The request:
Write out all the lines again, precisely as they stand, but without the images.

------ Exercise material ------

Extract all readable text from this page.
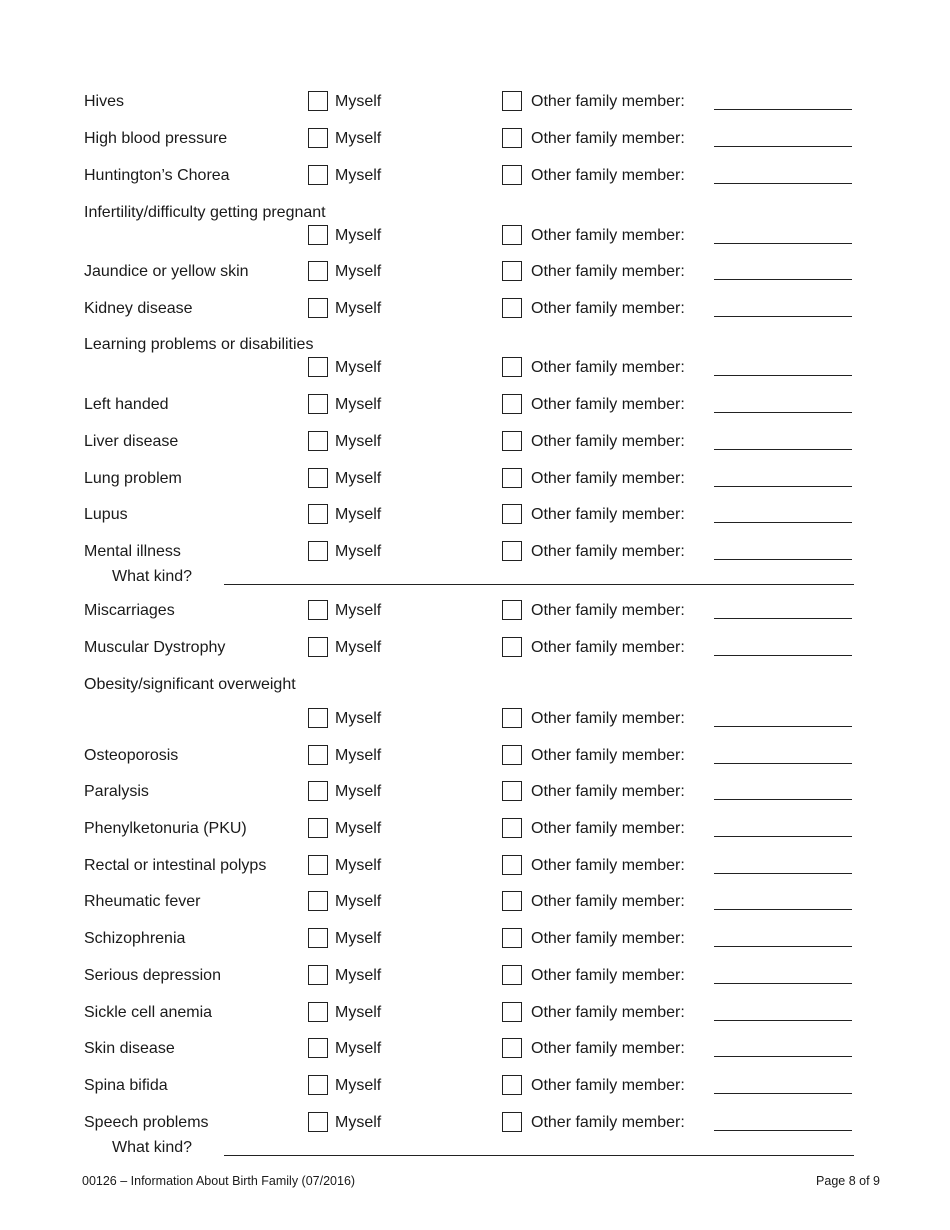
Hives	Myself	Other family member:
High blood pressure	Myself	Other family member:
Huntington’s Chorea	Myself	Other family member:
Infertility/difficulty getting pregnant
Myself	Other family member:
Jaundice or yellow skin	Myself	Other family member:
Kidney disease	Myself	Other family member:
Learning problems or disabilities
Myself	Other family member:
Left handed	Myself	Other family member:
Liver disease	Myself	Other family member:
Lung problem	Myself	Other family member:
Lupus	Myself	Other family member:
Mental illness	Myself	Other family member:
What kind?
Miscarriages	Myself	Other family member:
Muscular Dystrophy	Myself	Other family member:
Obesity/significant overweight
Myself	Other family member:
Osteoporosis	Myself	Other family member:
Paralysis	Myself	Other family member:
Phenylketonuria (PKU)	Myself	Other family member:
Rectal or intestinal polyps	Myself	Other family member:
Rheumatic fever	Myself	Other family member:
Schizophrenia	Myself	Other family member:
Serious depression	Myself	Other family member:
Sickle cell anemia	Myself	Other family member:
Skin disease	Myself	Other family member:
Spina bifida	Myself	Other family member:
Speech problems	Myself	Other family member:
What kind?
00126 – Information About Birth Family (07/2016)	Page 8 of 9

------

Correct result:
Extract all readable text from this page.
Hives	Myself	Other family member:
High blood pressure	Myself	Other family member:
Huntington’s Chorea	Myself	Other family member:
Infertility/difficulty getting pregnant
Myself	Other family member:
Jaundice or yellow skin	Myself	Other family member:
Kidney disease	Myself	Other family member:
Learning problems or disabilities
Myself	Other family member:
Left handed	Myself	Other family member:
Liver disease	Myself	Other family member:
Lung problem	Myself	Other family member:
Lupus	Myself	Other family member:
Mental illness	Myself	Other family member:
What kind?
Miscarriages	Myself	Other family member:
Muscular Dystrophy	Myself	Other family member:
Obesity/significant overweight
Myself	Other family member:
Osteoporosis	Myself	Other family member:
Paralysis	Myself	Other family member:
Phenylketonuria (PKU)	Myself	Other family member:
Rectal or intestinal polyps	Myself	Other family member:
Rheumatic fever	Myself	Other family member:
Schizophrenia	Myself	Other family member:
Serious depression	Myself	Other family member:
Sickle cell anemia	Myself	Other family member:
Skin disease	Myself	Other family member:
Spina bifida	Myself	Other family member:
Speech problems	Myself	Other family member:
What kind?
00126 – Information About Birth Family (07/2016)	Page 8 of 9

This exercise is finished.